*** DATASET ROWS
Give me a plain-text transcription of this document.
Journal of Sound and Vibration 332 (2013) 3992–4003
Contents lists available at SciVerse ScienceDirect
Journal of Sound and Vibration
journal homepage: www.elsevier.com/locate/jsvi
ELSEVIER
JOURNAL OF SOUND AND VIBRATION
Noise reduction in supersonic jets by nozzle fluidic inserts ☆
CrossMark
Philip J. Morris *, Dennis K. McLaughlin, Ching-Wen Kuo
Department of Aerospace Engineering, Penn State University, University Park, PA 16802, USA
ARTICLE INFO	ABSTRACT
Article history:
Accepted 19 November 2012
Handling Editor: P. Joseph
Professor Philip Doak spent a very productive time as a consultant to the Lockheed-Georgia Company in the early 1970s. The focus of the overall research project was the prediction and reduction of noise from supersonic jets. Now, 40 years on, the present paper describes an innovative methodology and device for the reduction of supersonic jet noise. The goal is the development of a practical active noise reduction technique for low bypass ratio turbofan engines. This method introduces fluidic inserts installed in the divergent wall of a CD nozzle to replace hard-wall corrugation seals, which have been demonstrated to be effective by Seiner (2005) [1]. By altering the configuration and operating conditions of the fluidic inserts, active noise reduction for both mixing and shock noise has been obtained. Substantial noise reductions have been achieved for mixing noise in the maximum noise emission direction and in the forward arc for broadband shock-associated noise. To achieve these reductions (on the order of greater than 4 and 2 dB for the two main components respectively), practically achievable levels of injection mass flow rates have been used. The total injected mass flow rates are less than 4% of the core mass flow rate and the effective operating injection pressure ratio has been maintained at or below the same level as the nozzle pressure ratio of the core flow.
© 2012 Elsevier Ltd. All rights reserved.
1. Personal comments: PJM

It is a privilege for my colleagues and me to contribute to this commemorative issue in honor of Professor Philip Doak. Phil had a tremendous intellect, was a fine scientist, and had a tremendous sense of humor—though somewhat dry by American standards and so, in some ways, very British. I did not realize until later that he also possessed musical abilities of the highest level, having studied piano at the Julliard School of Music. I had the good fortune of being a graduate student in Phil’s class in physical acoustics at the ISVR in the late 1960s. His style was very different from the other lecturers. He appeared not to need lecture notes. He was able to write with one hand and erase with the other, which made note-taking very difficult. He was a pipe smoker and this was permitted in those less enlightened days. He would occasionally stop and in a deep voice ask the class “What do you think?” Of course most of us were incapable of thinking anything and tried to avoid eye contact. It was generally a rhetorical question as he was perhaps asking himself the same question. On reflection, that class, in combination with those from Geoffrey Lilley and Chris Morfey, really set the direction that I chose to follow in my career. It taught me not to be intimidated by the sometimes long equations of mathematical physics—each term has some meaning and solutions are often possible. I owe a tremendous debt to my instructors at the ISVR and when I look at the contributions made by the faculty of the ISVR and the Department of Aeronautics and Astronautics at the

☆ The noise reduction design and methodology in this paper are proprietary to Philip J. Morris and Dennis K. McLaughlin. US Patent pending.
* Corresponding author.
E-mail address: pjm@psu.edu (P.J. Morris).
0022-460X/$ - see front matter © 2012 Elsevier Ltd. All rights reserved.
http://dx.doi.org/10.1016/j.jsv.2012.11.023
******
Please quote the records above exactly, without skipping a line.

◆ SOLUTION TO THIS TASK:
Give me a plain-text transcription of this document.
Journal of Sound and Vibration 332 (2013) 3992–4003
Contents lists available at SciVerse ScienceDirect
Journal of Sound and Vibration
journal homepage: www.elsevier.com/locate/jsvi
ELSEVIER
JOURNAL OF SOUND AND VIBRATION
Noise reduction in supersonic jets by nozzle fluidic inserts ☆
CrossMark
Philip J. Morris *, Dennis K. McLaughlin, Ching-Wen Kuo
Department of Aerospace Engineering, Penn State University, University Park, PA 16802, USA
ARTICLE INFO	ABSTRACT
Article history:
Accepted 19 November 2012
Handling Editor: P. Joseph
Professor Philip Doak spent a very productive time as a consultant to the Lockheed-Georgia Company in the early 1970s. The focus of the overall research project was the prediction and reduction of noise from supersonic jets. Now, 40 years on, the present paper describes an innovative methodology and device for the reduction of supersonic jet noise. The goal is the development of a practical active noise reduction technique for low bypass ratio turbofan engines. This method introduces fluidic inserts installed in the divergent wall of a CD nozzle to replace hard-wall corrugation seals, which have been demonstrated to be effective by Seiner (2005) [1]. By altering the configuration and operating conditions of the fluidic inserts, active noise reduction for both mixing and shock noise has been obtained. Substantial noise reductions have been achieved for mixing noise in the maximum noise emission direction and in the forward arc for broadband shock-associated noise. To achieve these reductions (on the order of greater than 4 and 2 dB for the two main components respectively), practically achievable levels of injection mass flow rates have been used. The total injected mass flow rates are less than 4% of the core mass flow rate and the effective operating injection pressure ratio has been maintained at or below the same level as the nozzle pressure ratio of the core flow.
© 2012 Elsevier Ltd. All rights reserved.
1. Personal comments: PJM

It is a privilege for my colleagues and me to contribute to this commemorative issue in honor of Professor Philip Doak. Phil had a tremendous intellect, was a fine scientist, and had a tremendous sense of humor—though somewhat dry by American standards and so, in some ways, very British. I did not realize until later that he also possessed musical abilities of the highest level, having studied piano at the Julliard School of Music. I had the good fortune of being a graduate student in Phil’s class in physical acoustics at the ISVR in the late 1960s. His style was very different from the other lecturers. He appeared not to need lecture notes. He was able to write with one hand and erase with the other, which made note-taking very difficult. He was a pipe smoker and this was permitted in those less enlightened days. He would occasionally stop and in a deep voice ask the class “What do you think?” Of course most of us were incapable of thinking anything and tried to avoid eye contact. It was generally a rhetorical question as he was perhaps asking himself the same question. On reflection, that class, in combination with those from Geoffrey Lilley and Chris Morfey, really set the direction that I chose to follow in my career. It taught me not to be intimidated by the sometimes long equations of mathematical physics—each term has some meaning and solutions are often possible. I owe a tremendous debt to my instructors at the ISVR and when I look at the contributions made by the faculty of the ISVR and the Department of Aeronautics and Astronautics at the

☆ The noise reduction design and methodology in this paper are proprietary to Philip J. Morris and Dennis K. McLaughlin. US Patent pending.
* Corresponding author.
E-mail address: pjm@psu.edu (P.J. Morris).
0022-460X/$ - see front matter © 2012 Elsevier Ltd. All rights reserved.
http://dx.doi.org/10.1016/j.jsv.2012.11.023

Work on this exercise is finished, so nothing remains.